What is needed: Across the material below, how many lines contain the word "name"? Give only the number.

Data extract:
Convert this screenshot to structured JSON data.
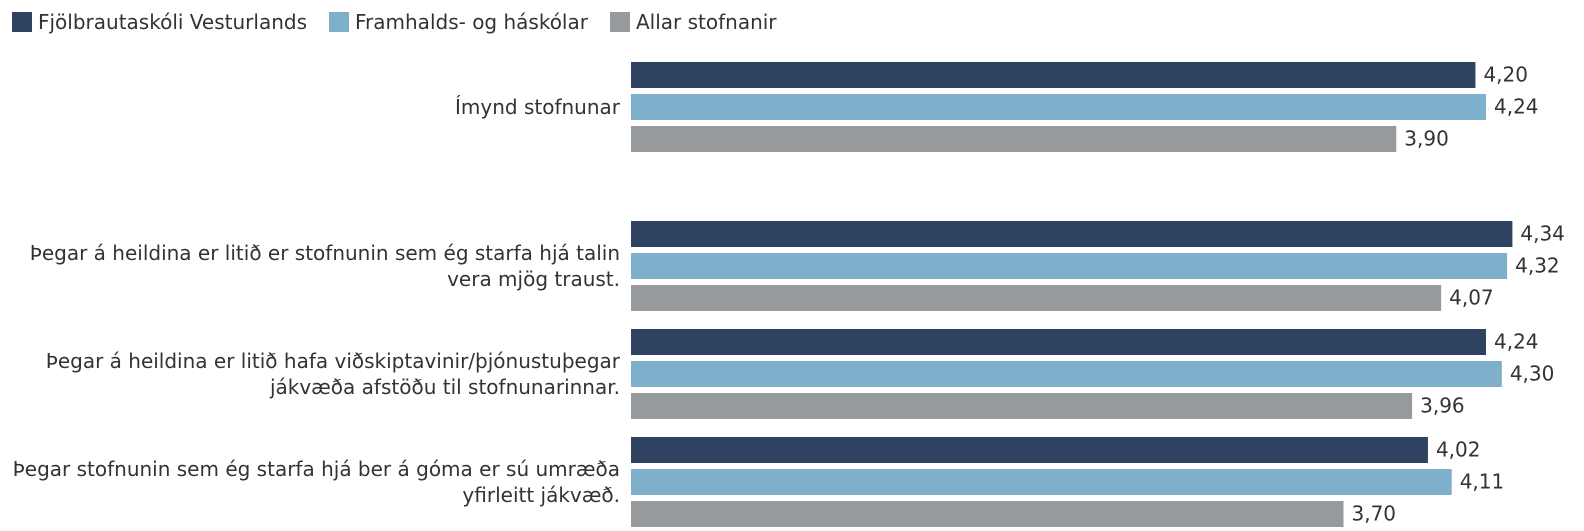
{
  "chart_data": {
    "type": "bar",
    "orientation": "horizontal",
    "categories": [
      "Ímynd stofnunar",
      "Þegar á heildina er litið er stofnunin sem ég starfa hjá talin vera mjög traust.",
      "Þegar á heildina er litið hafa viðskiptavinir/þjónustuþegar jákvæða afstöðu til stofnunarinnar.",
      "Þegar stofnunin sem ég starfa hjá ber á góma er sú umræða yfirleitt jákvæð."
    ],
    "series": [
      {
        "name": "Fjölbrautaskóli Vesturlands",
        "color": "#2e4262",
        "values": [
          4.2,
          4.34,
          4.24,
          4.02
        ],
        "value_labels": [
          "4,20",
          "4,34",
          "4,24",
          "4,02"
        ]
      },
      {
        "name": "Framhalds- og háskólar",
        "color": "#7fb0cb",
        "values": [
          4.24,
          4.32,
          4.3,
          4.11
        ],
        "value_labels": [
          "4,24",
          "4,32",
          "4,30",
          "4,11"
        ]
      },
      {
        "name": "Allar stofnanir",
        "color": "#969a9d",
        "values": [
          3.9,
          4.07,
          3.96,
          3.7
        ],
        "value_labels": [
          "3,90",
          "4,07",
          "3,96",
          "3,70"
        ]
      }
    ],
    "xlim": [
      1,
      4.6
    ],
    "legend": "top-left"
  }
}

--

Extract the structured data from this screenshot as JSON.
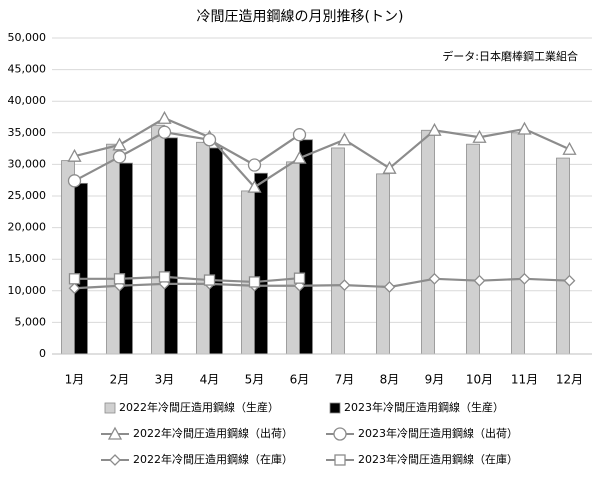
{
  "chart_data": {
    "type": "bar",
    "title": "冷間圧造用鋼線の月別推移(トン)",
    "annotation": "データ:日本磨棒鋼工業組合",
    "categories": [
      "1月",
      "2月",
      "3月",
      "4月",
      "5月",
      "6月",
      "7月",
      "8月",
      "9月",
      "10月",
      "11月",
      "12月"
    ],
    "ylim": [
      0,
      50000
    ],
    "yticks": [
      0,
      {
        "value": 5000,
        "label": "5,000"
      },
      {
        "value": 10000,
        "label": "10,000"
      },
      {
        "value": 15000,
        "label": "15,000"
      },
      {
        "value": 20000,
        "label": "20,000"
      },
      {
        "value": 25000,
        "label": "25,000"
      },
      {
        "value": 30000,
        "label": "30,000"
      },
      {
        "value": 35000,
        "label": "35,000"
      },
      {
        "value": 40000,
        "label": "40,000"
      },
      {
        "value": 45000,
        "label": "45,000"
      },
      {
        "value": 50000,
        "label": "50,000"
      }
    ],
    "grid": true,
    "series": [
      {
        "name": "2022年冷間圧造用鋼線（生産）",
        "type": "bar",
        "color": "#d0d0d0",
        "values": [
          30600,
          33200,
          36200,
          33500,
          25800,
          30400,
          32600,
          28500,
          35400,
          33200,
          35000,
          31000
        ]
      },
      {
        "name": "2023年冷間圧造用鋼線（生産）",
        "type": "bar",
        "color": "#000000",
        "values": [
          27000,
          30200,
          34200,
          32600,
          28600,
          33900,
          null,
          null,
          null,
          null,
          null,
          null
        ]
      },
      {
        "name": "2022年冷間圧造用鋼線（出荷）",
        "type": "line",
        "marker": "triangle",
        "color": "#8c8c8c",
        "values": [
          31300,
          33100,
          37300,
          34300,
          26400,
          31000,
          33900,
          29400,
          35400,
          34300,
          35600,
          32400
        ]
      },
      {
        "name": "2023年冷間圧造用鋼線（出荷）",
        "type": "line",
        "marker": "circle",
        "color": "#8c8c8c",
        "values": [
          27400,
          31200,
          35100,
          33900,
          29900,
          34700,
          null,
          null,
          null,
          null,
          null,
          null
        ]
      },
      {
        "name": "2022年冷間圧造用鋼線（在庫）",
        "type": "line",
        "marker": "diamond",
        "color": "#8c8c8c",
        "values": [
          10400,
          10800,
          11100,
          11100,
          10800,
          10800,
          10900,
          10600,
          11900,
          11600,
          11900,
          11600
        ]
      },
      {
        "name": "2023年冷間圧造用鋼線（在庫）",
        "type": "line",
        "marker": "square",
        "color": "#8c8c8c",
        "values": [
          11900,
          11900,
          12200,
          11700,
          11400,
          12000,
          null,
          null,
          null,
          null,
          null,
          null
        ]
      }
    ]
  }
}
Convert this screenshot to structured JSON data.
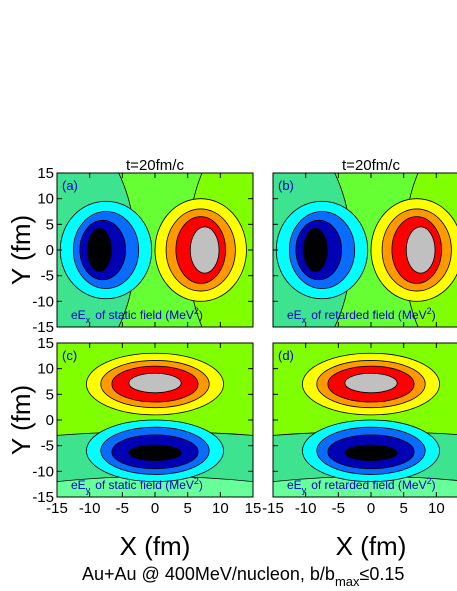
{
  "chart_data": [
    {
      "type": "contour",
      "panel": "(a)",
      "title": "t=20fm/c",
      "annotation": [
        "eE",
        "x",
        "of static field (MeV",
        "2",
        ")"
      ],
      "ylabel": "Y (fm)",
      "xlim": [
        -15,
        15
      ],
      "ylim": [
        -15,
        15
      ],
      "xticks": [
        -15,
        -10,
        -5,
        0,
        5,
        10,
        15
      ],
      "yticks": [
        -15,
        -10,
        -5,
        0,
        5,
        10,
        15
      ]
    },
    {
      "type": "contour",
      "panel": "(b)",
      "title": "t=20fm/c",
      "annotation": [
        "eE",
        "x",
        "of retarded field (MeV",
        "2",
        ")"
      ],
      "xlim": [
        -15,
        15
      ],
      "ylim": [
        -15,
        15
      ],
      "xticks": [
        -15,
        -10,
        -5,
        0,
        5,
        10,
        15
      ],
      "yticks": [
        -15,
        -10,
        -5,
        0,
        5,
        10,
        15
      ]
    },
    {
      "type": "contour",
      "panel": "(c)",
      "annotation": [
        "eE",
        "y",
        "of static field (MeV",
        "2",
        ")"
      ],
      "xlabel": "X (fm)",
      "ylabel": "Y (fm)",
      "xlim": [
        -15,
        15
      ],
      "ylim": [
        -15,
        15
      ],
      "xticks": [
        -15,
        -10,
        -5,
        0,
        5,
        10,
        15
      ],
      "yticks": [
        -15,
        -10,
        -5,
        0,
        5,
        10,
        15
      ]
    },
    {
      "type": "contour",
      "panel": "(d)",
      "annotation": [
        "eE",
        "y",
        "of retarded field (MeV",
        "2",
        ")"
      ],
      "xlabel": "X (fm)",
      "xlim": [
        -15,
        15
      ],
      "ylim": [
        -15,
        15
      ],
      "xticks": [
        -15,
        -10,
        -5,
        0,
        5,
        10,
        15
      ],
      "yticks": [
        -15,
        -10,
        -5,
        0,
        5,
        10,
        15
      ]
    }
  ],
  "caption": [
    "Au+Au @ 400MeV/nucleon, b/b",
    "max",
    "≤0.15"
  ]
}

Exercise output: 9